Given passage:
Discharge of the debtor on the request of the decree-holder
Where the decree-holder applied for execution of his decree after the release of the judgment-debtor on the request of the decree holder, he was met by the objection that an adjustment had taken place. The matter was the subject of inquiry because it was a proceeding taken out of Court. The High Court, however, held that the decree-holder was bound to state why he applied to have debtor discharged and that if no adequate reasons were shown must be taken to have had his decree satisfied[lxi].
The immunity of judgment-debtor from a second arrest depends not only upon his having been arrested, but also upon his having been detained in jail under the arrest. Thus, where the judgment-debtor, while acting as pleader in Court, was arrested and discharged on the ground that he was exempt from arrest under S. 642 of the Code of Civil Procedure (now S. 135), it was held that he was liable to be re-arrested in execution of the same decree against him[lxii]. Similarly, where a judgment-debtor was arrested, but was liberated without having been sent to jail, owing to non-payment of subsistence money, it was held that he was liable to be re-arrested in execution of the same decree[lxiii]. Sub-section (2) refers to release from detention in jail and not to release from detention in the Courthouse[lxiv].

Entries shown:
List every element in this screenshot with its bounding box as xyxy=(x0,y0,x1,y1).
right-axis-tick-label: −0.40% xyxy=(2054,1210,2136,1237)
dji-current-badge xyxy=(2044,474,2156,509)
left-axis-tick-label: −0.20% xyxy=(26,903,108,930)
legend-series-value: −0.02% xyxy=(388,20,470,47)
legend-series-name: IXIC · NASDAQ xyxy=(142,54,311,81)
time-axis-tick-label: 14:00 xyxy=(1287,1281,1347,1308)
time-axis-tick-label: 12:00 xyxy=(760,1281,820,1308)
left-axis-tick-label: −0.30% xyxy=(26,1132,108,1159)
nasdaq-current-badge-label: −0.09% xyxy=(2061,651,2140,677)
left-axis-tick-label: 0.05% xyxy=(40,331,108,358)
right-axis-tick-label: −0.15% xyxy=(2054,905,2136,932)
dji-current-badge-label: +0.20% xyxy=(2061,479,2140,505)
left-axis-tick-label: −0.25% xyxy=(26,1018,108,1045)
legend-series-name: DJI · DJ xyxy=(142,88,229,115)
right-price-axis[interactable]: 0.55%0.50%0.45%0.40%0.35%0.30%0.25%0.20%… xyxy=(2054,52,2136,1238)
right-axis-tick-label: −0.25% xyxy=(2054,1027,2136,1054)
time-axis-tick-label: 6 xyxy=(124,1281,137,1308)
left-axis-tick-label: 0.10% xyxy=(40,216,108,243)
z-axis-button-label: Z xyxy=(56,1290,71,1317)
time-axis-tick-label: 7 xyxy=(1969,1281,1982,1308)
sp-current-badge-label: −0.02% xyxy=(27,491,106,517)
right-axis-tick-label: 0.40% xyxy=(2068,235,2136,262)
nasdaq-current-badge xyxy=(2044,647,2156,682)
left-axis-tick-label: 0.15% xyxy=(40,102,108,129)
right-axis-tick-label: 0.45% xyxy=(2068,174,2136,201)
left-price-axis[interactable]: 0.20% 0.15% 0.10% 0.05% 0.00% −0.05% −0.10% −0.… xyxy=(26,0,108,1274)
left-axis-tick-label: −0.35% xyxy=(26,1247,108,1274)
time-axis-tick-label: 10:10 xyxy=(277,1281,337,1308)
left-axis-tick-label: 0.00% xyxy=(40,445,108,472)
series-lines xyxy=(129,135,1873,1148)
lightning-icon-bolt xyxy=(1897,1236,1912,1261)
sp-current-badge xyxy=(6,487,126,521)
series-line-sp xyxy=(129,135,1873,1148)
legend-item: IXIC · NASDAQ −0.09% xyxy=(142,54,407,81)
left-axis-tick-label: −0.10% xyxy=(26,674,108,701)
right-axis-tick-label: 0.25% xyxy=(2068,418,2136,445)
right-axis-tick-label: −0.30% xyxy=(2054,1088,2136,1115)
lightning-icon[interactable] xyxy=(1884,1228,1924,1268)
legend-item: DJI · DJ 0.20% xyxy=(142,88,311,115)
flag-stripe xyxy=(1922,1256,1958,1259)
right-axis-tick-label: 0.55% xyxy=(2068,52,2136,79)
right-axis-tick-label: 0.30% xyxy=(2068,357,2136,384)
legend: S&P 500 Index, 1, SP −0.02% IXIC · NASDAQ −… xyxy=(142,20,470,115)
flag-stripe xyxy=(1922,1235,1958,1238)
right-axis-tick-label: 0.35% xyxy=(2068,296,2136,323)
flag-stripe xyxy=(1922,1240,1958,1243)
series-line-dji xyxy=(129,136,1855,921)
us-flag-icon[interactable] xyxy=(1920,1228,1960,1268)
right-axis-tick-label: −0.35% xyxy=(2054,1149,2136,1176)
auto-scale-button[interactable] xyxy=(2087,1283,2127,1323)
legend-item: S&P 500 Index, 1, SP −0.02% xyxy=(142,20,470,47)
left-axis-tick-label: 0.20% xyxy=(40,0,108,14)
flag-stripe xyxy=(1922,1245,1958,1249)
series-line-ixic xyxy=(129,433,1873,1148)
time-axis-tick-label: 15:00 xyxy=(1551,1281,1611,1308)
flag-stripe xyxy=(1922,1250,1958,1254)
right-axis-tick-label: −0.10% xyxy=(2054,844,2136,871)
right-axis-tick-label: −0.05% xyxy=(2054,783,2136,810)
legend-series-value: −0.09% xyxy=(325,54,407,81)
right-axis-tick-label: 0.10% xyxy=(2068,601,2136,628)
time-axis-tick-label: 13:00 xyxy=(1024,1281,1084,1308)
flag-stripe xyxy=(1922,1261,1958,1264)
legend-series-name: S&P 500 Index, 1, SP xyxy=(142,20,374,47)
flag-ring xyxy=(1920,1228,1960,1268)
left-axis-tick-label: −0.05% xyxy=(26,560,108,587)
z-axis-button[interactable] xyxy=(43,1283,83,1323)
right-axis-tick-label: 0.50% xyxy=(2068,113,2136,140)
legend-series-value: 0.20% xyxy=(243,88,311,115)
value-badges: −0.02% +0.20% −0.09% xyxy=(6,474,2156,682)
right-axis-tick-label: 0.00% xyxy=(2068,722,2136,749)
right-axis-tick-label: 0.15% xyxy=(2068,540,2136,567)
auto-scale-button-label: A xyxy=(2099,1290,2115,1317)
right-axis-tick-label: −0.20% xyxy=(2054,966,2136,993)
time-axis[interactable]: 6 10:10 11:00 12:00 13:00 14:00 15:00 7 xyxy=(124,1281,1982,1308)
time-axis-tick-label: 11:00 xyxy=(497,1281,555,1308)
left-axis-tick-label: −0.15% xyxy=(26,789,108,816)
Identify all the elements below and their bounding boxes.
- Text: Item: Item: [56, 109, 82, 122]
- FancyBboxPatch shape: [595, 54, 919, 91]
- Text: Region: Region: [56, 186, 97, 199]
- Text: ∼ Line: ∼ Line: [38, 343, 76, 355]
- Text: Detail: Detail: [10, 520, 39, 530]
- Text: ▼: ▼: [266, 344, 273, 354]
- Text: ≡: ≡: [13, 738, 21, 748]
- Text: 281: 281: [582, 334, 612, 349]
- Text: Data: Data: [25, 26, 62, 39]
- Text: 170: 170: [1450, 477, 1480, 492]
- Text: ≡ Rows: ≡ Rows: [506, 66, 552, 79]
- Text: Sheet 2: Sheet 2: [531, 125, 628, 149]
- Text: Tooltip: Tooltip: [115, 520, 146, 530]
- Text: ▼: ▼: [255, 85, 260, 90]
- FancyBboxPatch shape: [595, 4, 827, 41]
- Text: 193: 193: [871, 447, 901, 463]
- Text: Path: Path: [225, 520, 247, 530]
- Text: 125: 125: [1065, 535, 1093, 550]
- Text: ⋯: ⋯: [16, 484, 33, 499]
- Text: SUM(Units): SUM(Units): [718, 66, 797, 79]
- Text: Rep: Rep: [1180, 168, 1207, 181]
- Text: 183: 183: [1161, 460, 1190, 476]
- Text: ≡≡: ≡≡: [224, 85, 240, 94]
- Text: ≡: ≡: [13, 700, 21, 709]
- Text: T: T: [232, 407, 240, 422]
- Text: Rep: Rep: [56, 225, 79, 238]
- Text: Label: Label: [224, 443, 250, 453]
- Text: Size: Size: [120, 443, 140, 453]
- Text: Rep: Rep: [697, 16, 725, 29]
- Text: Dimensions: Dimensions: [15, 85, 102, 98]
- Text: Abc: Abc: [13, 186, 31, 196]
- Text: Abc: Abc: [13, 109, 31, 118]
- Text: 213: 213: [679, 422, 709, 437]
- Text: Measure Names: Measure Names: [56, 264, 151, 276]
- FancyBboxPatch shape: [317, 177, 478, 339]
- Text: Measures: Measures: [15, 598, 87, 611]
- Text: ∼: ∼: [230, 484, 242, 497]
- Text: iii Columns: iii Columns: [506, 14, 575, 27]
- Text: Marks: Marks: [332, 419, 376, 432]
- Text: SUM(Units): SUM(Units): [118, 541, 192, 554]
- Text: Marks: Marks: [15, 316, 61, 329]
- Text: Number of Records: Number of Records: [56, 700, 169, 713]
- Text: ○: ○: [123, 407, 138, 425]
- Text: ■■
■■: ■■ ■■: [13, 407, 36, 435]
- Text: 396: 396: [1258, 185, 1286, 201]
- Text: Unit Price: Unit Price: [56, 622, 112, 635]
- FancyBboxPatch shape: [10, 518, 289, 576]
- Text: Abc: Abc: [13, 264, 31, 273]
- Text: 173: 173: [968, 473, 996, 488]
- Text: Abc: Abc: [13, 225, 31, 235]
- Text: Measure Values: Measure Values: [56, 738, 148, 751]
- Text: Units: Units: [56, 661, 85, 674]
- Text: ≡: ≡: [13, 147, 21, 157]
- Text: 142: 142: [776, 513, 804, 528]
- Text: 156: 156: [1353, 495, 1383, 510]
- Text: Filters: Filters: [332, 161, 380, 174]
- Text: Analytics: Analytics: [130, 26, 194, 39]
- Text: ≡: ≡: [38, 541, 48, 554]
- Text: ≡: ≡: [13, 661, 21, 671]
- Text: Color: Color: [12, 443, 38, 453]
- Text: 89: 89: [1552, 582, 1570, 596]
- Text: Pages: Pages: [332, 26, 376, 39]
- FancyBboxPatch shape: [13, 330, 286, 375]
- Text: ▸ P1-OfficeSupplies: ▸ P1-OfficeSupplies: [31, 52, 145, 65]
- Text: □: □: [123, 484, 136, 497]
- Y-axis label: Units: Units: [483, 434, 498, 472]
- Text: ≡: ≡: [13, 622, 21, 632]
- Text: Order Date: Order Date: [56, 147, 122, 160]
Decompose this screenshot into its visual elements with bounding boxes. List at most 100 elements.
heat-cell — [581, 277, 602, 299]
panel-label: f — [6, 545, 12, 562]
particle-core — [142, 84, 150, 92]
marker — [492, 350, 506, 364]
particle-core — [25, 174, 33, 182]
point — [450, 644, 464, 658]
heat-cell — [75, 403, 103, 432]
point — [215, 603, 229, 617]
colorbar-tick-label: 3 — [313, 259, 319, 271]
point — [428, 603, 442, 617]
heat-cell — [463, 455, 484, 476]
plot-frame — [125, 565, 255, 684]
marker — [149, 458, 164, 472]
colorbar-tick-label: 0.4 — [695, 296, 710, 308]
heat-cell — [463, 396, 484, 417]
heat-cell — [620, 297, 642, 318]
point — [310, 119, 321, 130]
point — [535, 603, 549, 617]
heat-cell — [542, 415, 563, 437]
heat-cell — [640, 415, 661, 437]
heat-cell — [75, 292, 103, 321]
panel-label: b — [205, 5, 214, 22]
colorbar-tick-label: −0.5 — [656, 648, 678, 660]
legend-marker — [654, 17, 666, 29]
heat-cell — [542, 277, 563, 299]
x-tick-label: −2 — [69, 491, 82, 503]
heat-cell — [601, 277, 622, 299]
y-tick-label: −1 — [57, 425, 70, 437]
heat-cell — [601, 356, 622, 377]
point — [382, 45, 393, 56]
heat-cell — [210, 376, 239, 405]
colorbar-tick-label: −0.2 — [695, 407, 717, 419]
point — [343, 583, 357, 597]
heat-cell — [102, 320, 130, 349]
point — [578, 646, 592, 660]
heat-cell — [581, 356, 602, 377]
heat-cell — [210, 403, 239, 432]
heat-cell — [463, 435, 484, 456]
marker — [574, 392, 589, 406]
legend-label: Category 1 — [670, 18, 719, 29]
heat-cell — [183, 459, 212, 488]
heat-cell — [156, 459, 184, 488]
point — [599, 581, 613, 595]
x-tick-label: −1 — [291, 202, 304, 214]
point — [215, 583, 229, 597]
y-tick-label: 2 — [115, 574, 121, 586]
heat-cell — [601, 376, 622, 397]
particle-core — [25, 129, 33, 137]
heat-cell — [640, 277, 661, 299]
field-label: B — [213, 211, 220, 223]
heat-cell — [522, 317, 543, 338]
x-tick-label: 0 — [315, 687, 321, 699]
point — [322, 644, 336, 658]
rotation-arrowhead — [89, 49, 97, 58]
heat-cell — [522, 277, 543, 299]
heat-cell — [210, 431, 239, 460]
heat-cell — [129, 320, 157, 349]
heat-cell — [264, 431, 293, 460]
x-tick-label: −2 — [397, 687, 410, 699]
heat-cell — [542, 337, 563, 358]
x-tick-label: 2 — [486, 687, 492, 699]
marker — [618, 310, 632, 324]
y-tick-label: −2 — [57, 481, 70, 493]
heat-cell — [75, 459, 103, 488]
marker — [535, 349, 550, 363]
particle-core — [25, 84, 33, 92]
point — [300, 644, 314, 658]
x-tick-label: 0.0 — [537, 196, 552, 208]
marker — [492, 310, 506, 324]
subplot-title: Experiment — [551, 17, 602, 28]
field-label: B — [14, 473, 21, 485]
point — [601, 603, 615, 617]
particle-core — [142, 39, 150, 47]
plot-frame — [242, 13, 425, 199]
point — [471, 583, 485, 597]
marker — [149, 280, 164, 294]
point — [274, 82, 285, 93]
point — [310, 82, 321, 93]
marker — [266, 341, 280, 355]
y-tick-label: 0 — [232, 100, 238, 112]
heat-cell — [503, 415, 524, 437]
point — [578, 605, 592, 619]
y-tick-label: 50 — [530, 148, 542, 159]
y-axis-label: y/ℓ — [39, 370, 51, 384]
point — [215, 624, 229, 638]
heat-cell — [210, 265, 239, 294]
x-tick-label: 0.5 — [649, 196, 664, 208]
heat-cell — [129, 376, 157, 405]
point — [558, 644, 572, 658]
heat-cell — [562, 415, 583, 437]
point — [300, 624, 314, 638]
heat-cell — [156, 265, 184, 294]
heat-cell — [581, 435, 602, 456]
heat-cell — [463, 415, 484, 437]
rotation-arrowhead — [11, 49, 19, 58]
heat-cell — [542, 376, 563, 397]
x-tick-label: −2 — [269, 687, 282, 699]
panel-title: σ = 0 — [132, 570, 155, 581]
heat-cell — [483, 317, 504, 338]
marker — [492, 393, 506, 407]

Written problem 1:
Translate this sentence from the passage on discharging a debtor into Spanish: "The immunity of judgment-debtor from a second arrest depends not only upon his having been arrested, but also upon his having been detained in jail under the arrest."
Written problem 2:
Retype the passage on discharging a debtor without any change, starting with "The immunity of" and going on through "in the Courthouse[lxiv].".
The listing is separate material and has no connection to the passage on discharging a debtor.

Task response 1:
La inmunidad del deudor judicial frente a un segundo arresto depende no solo de que haya sido arrestado, sino también de que haya estado detenido en la cárcel en virtud de dicho arresto.

Task response 2:
The immunity of judgment-debtor from a second arrest depends not only upon his having been arrested, but also upon his having been detained in jail under the arrest. Thus, where the judgment-debtor, while acting as pleader in Court, was arrested and discharged on the ground that he was exempt from arrest under S. 642 of the Code of Civil Procedure (now S. 135), it was held that he was liable to be re-arrested in execution of the same decree against him[lxii]. Similarly, where a judgment-debtor was arrested, but was liberated without having been sent to jail, owing to non-payment of subsistence money, it was held that he was liable to be re-arrested in execution of the same decree[lxiii]. Sub-section (2) refers to release from detention in jail and not to release from detention in the Courthouse[lxiv].